**Recorded information**.

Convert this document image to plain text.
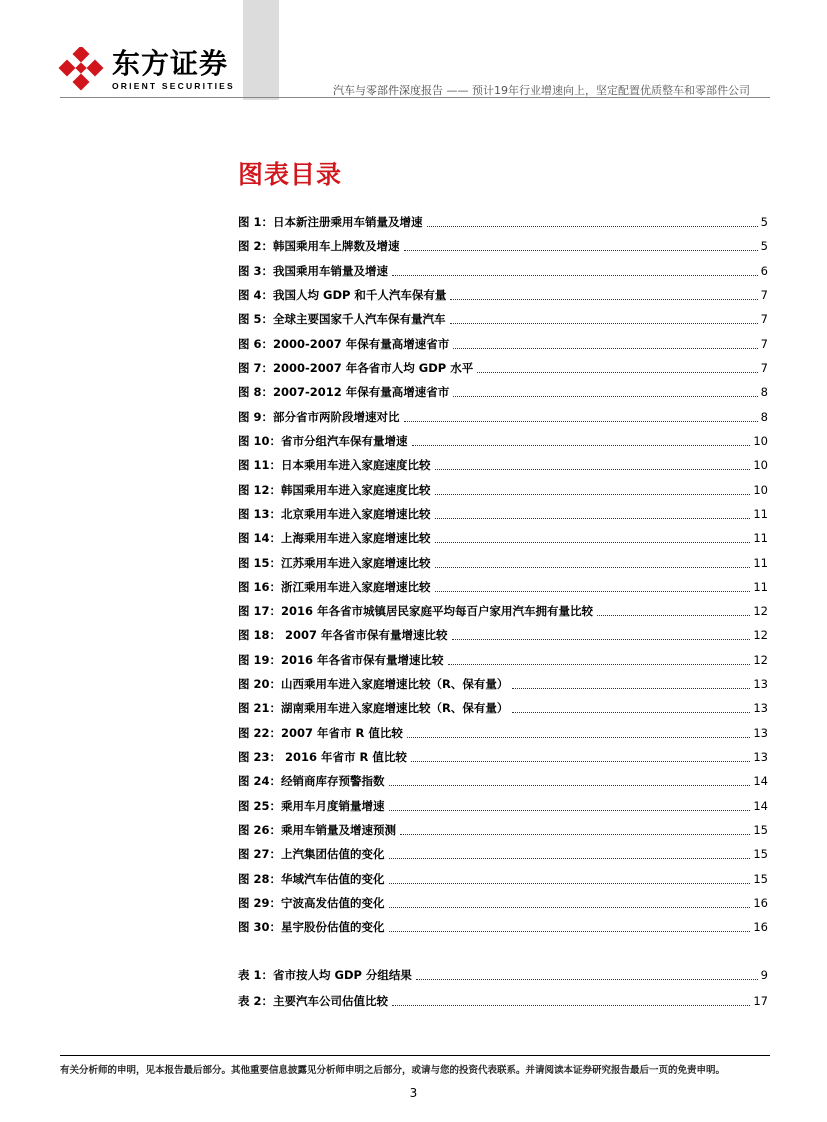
东方证券
ORIENT SECURITIES	汽车与零部件深度报告 —— 预计19年行业增速向上，坚定配置优质整车和零部件公司
图表目录
图 1：日本新注册乘用车销量及增速	5
图 2：韩国乘用车上牌数及增速	5
图 3：我国乘用车销量及增速	6
图 4：我国人均 GDP 和千人汽车保有量	7
图 5：全球主要国家千人汽车保有量汽车	7
图 6：2000-2007 年保有量高增速省市	7
图 7：2000-2007 年各省市人均 GDP 水平	7
图 8：2007-2012 年保有量高增速省市	8
图 9：部分省市两阶段增速对比	8
图 10：省市分组汽车保有量增速	10
图 11：日本乘用车进入家庭速度比较	10
图 12：韩国乘用车进入家庭速度比较	10
图 13：北京乘用车进入家庭增速比较	11
图 14：上海乘用车进入家庭增速比较	11
图 15：江苏乘用车进入家庭增速比较	11
图 16：浙江乘用车进入家庭增速比较	11
图 17：2016 年各省市城镇居民家庭平均每百户家用汽车拥有量比较	12
图 18： 2007 年各省市保有量增速比较	12
图 19：2016 年各省市保有量增速比较	12
图 20：山西乘用车进入家庭增速比较（R、保有量）	13
图 21：湖南乘用车进入家庭增速比较（R、保有量）	13
图 22：2007 年省市 R 值比较	13
图 23： 2016 年省市 R 值比较	13
图 24：经销商库存预警指数	14
图 25：乘用车月度销量增速	14
图 26：乘用车销量及增速预测	15
图 27：上汽集团估值的变化	15
图 28：华域汽车估值的变化	15
图 29：宁波高发估值的变化	16
图 30：星宇股份估值的变化	16
表 1：省市按人均 GDP 分组结果	9
表 2：主要汽车公司估值比较	17
有关分析师的申明，见本报告最后部分。其他重要信息披露见分析师申明之后部分，或请与您的投资代表联系。并请阅读本证券研究报告最后一页的免责申明。
3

**Task prompt**. Return to the listing above and set it down exactly, leaving out its pictures.

**Output of the task**.
Convert this document image to plain text.
东方证券
ORIENT SECURITIES	汽车与零部件深度报告 —— 预计19年行业增速向上，坚定配置优质整车和零部件公司
图表目录
图 1：日本新注册乘用车销量及增速	5
图 2：韩国乘用车上牌数及增速	5
图 3：我国乘用车销量及增速	6
图 4：我国人均 GDP 和千人汽车保有量	7
图 5：全球主要国家千人汽车保有量汽车	7
图 6：2000-2007 年保有量高增速省市	7
图 7：2000-2007 年各省市人均 GDP 水平	7
图 8：2007-2012 年保有量高增速省市	8
图 9：部分省市两阶段增速对比	8
图 10：省市分组汽车保有量增速	10
图 11：日本乘用车进入家庭速度比较	10
图 12：韩国乘用车进入家庭速度比较	10
图 13：北京乘用车进入家庭增速比较	11
图 14：上海乘用车进入家庭增速比较	11
图 15：江苏乘用车进入家庭增速比较	11
图 16：浙江乘用车进入家庭增速比较	11
图 17：2016 年各省市城镇居民家庭平均每百户家用汽车拥有量比较	12
图 18： 2007 年各省市保有量增速比较	12
图 19：2016 年各省市保有量增速比较	12
图 20：山西乘用车进入家庭增速比较（R、保有量）	13
图 21：湖南乘用车进入家庭增速比较（R、保有量）	13
图 22：2007 年省市 R 值比较	13
图 23： 2016 年省市 R 值比较	13
图 24：经销商库存预警指数	14
图 25：乘用车月度销量增速	14
图 26：乘用车销量及增速预测	15
图 27：上汽集团估值的变化	15
图 28：华域汽车估值的变化	15
图 29：宁波高发估值的变化	16
图 30：星宇股份估值的变化	16
表 1：省市按人均 GDP 分组结果	9
表 2：主要汽车公司估值比较	17
有关分析师的申明，见本报告最后部分。其他重要信息披露见分析师申明之后部分，或请与您的投资代表联系。并请阅读本证券研究报告最后一页的免责申明。
3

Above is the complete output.